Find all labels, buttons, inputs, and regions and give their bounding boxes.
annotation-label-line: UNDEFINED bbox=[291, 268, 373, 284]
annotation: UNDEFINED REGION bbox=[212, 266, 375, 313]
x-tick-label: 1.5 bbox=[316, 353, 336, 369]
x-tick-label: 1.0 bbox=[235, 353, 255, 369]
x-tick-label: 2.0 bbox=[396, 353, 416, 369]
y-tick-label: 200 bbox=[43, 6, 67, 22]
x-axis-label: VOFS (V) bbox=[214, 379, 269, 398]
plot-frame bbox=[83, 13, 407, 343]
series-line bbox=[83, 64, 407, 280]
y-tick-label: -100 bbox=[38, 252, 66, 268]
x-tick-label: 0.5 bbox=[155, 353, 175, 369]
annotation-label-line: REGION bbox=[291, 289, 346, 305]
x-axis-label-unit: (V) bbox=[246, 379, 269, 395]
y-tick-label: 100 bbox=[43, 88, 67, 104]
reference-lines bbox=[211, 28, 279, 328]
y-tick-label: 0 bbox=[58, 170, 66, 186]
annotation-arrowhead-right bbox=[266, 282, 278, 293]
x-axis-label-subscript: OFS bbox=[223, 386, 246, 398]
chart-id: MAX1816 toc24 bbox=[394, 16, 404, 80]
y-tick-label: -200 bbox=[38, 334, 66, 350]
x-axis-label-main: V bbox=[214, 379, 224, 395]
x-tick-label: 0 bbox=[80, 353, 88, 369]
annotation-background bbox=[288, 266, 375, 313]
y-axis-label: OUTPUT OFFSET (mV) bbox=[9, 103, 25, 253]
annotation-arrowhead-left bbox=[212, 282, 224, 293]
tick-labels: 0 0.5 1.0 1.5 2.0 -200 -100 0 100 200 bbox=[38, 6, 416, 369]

...

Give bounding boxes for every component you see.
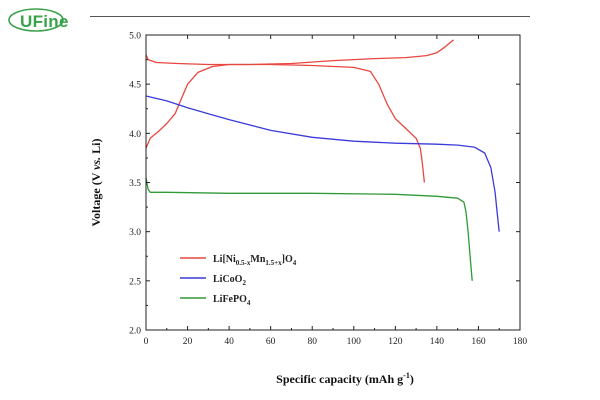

**WHAT IS REQUIRED**
Extract everything from the line containing "Find all labels, buttons, inputs, and" down to the line containing "x-tick-label: 0 bbox=[80, 353, 88, 369]", both included, and repeat those lines exactly.

**OUTPUT OF THE EXERCISE**
Find all labels, buttons, inputs, and regions and give their bounding boxes.
annotation-label-line: UNDEFINED bbox=[291, 268, 373, 284]
annotation: UNDEFINED REGION bbox=[212, 266, 375, 313]
x-tick-label: 1.5 bbox=[316, 353, 336, 369]
x-tick-label: 1.0 bbox=[235, 353, 255, 369]
x-tick-label: 2.0 bbox=[396, 353, 416, 369]
y-tick-label: 200 bbox=[43, 6, 67, 22]
x-axis-label: VOFS (V) bbox=[214, 379, 269, 398]
plot-frame bbox=[83, 13, 407, 343]
series-line bbox=[83, 64, 407, 280]
y-tick-label: -100 bbox=[38, 252, 66, 268]
x-tick-label: 0.5 bbox=[155, 353, 175, 369]
annotation-label-line: REGION bbox=[291, 289, 346, 305]
x-axis-label-unit: (V) bbox=[246, 379, 269, 395]
y-tick-label: 100 bbox=[43, 88, 67, 104]
reference-lines bbox=[211, 28, 279, 328]
y-tick-label: 0 bbox=[58, 170, 66, 186]
annotation-arrowhead-right bbox=[266, 282, 278, 293]
x-axis-label-subscript: OFS bbox=[223, 386, 246, 398]
chart-id: MAX1816 toc24 bbox=[394, 16, 404, 80]
y-tick-label: -200 bbox=[38, 334, 66, 350]
x-axis-label-main: V bbox=[214, 379, 224, 395]
x-tick-label: 0 bbox=[80, 353, 88, 369]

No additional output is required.